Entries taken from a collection
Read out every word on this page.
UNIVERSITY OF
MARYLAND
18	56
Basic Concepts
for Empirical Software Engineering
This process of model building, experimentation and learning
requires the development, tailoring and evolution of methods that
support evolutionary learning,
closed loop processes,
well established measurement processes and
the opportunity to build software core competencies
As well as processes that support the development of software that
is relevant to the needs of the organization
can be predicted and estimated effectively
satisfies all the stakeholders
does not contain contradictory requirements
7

Exercise details: Retype the data exactly as given.

The completed task:
Read out every word on this page.
UNIVERSITY OF
MARYLAND
18	56
Basic Concepts
for Empirical Software Engineering
This process of model building, experimentation and learning
requires the development, tailoring and evolution of methods that
support evolutionary learning,
closed loop processes,
well established measurement processes and
the opportunity to build software core competencies
As well as processes that support the development of software that
is relevant to the needs of the organization
can be predicted and estimated effectively
satisfies all the stakeholders
does not contain contradictory requirements
7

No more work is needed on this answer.